• [Stated exercise]: Copy all lines holding the word "anomaly" from the entries.

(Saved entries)
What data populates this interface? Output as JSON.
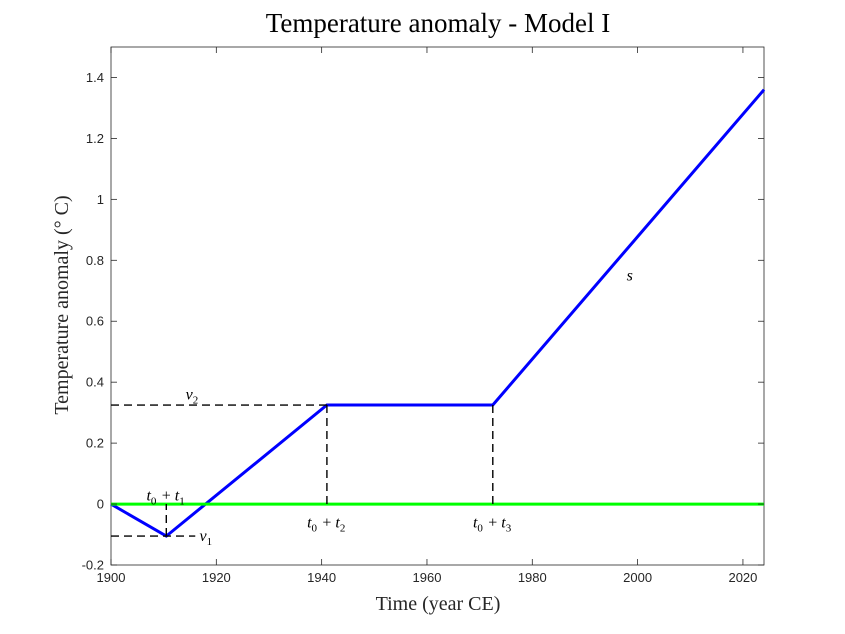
{
  "chart_data": {
    "type": "line",
    "title": "Temperature anomaly - Model I",
    "xlabel": "Time (year CE)",
    "ylabel": "Temperature anomaly (° C)",
    "xlim": [
      1900,
      2024
    ],
    "ylim": [
      -0.2,
      1.5
    ],
    "xticks": [
      1900,
      1920,
      1940,
      1960,
      1980,
      2000,
      2020
    ],
    "xtick_labels": [
      "1900",
      "1920",
      "1940",
      "1960",
      "1980",
      "2000",
      "2020"
    ],
    "yticks": [
      -0.2,
      0,
      0.2,
      0.4,
      0.6,
      0.8,
      1,
      1.2,
      1.4
    ],
    "ytick_labels": [
      "-0.2",
      "0",
      "0.2",
      "0.4",
      "0.6",
      "0.8",
      "1",
      "1.2",
      "1.4"
    ],
    "grid": false,
    "series": [
      {
        "color": "#0000ff",
        "x": [
          1900,
          1910.5,
          1941,
          1972.5,
          2024
        ],
        "y": [
          0,
          -0.105,
          0.325,
          0.325,
          1.36
        ]
      },
      {
        "color": "#00ff00",
        "x": [
          1900,
          2024
        ],
        "y": [
          0,
          0
        ]
      }
    ],
    "guide_lines": [
      {
        "x": [
          1900,
          1941
        ],
        "y": [
          0.325,
          0.325
        ]
      },
      {
        "x": [
          1941,
          1941
        ],
        "y": [
          0,
          0.325
        ]
      },
      {
        "x": [
          1972.5,
          1972.5
        ],
        "y": [
          0,
          0.325
        ]
      },
      {
        "x": [
          1910.5,
          1910.5
        ],
        "y": [
          -0.105,
          0
        ]
      },
      {
        "x": [
          1900,
          1916
        ],
        "y": [
          -0.105,
          -0.105
        ]
      }
    ],
    "annotations": [
      {
        "id": "v2",
        "var": "v",
        "sub": "2",
        "x": 1915.5,
        "y": 0.36,
        "anchor": "middle"
      },
      {
        "id": "v1",
        "var": "v",
        "sub": "1",
        "x": 1916.8,
        "y": -0.105,
        "anchor": "start"
      },
      {
        "id": "t0t1",
        "x": 1910.5,
        "y": 0.028,
        "anchor": "middle",
        "parts": [
          [
            "t",
            "0"
          ],
          [
            "t",
            "1"
          ]
        ]
      },
      {
        "id": "t0t2",
        "x": 1941,
        "y": -0.06,
        "anchor": "middle",
        "parts": [
          [
            "t",
            "0"
          ],
          [
            "t",
            "2"
          ]
        ]
      },
      {
        "id": "t0t3",
        "x": 1972.5,
        "y": -0.06,
        "anchor": "middle",
        "parts": [
          [
            "t",
            "0"
          ],
          [
            "t",
            "3"
          ]
        ]
      },
      {
        "id": "s",
        "var": "s",
        "x": 1998.5,
        "y": 0.75,
        "anchor": "middle"
      }
    ]
  }
}
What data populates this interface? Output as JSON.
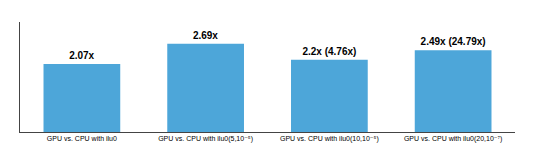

• [Solution to this task]:
    "title": "Temperature anomaly - Model I",
    "ylabel": "Temperature anomaly (° C)",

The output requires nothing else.